Stored entries
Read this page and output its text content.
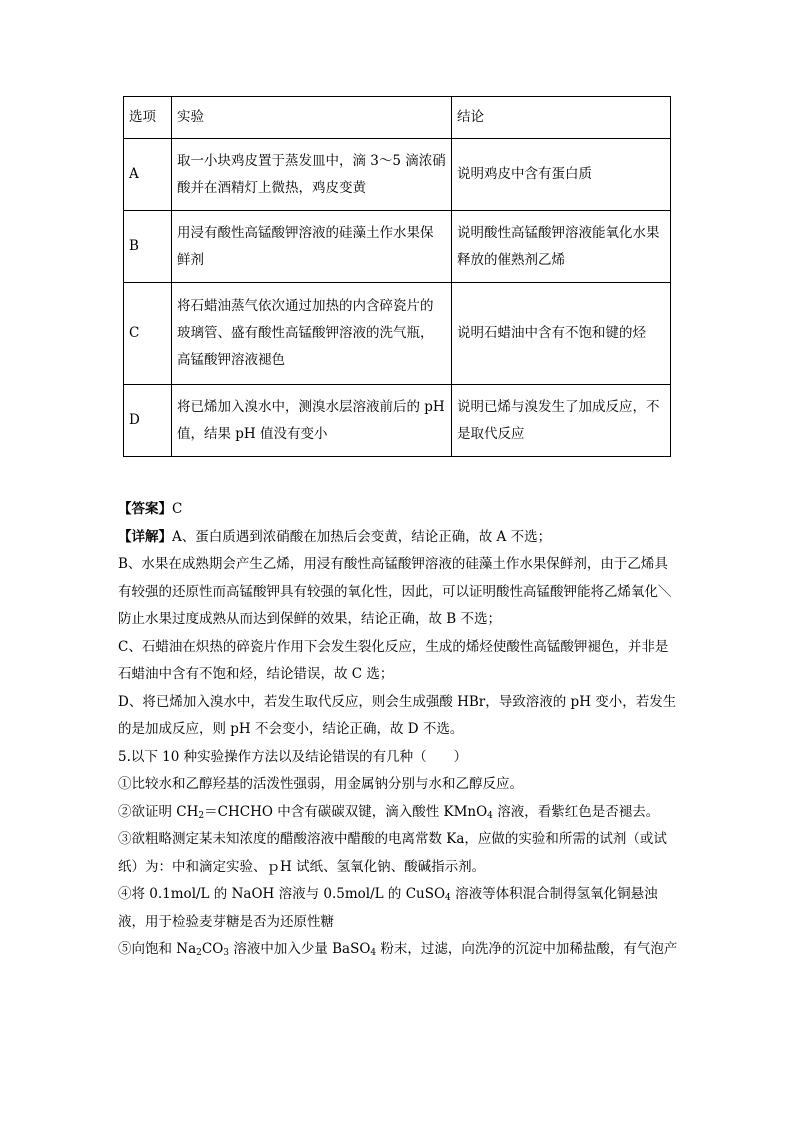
选项	实验	结论
A	取一小块鸡皮置于蒸发皿中，滴 3～5 滴浓硝酸并在酒精灯上微热，鸡皮变黄	说明鸡皮中含有蛋白质
B	用浸有酸性高锰酸钾溶液的硅藻土作水果保鲜剂	说明酸性高锰酸钾溶液能氧化水果释放的催熟剂乙烯
C	将石蜡油蒸气依次通过加热的内含碎瓷片的玻璃管、盛有酸性高锰酸钾溶液的洗气瓶，高锰酸钾溶液褪色	说明石蜡油中含有不饱和键的烃
D	将已烯加入溴水中，测溴水层溶液前后的 pH 值，结果 pH 值没有变小	说明已烯与溴发生了加成反应，不是取代反应

【答案】C

【详解】A、蛋白质遇到浓硝酸在加热后会变黄，结论正确，故 A 不选；

B、水果在成熟期会产生乙烯，用浸有酸性高锰酸钾溶液的硅藻土作水果保鲜剂，由于乙烯具有较强的还原性而高锰酸钾具有较强的氧化性，因此，可以证明酸性高锰酸钾能将乙烯氧化＼防止水果过度成熟从而达到保鲜的效果，结论正确，故 B 不选；

C、石蜡油在炽热的碎瓷片作用下会发生裂化反应，生成的烯烃使酸性高锰酸钾褪色，并非是石蜡油中含有不饱和烃，结论错误，故 C 选；

D、将已烯加入溴水中，若发生取代反应，则会生成强酸 HBr，导致溶液的 pH 变小，若发生的是加成反应，则 pH 不会变小，结论正确，故 D 不选。

5.以下 10 种实验操作方法以及结论错误的有几种（　　）

①比较水和乙醇羟基的活泼性强弱，用金属钠分别与水和乙醇反应。

②欲证明 $CH_2=CHCHO$ 中含有碳碳双键，滴入酸性 KMnO$_4$ 溶液，看紫红色是否褪去。

③欲粗略测定某未知浓度的醋酸溶液中醋酸的电离常数 Ka，应做的实验和所需的试剂（或试纸）为：中和滴定实验、ｐH 试纸、氢氧化钠、酸碱指示剂。

④将 0.1mol/L 的 NaOH 溶液与 0.5mol/L 的 CuSO$_4$ 溶液等体积混合制得氢氧化铜悬浊液，用于检验麦芽糖是否为还原性糖

⑤向饱和 $Na_2CO_3$ 溶液中加入少量 BaSO$_4$ 粉末，过滤，向洗净的沉淀中加稀盐酸，有气泡产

WORK INSTRUCTIONS
Return the lines of the records that include the string "将已烯加入溴水中".

ANSWER TO THIS PROBLEM
D	将已烯加入溴水中，测溴水层溶液前后的 pH 值，结果 pH 值没有变小	说明已烯与溴发生了加成反应，不是取代反应
D、将已烯加入溴水中，若发生取代反应，则会生成强酸 HBr，导致溶液的 pH 变小，若发生的是加成反应，则 pH 不会变小，结论正确，故 D 不选。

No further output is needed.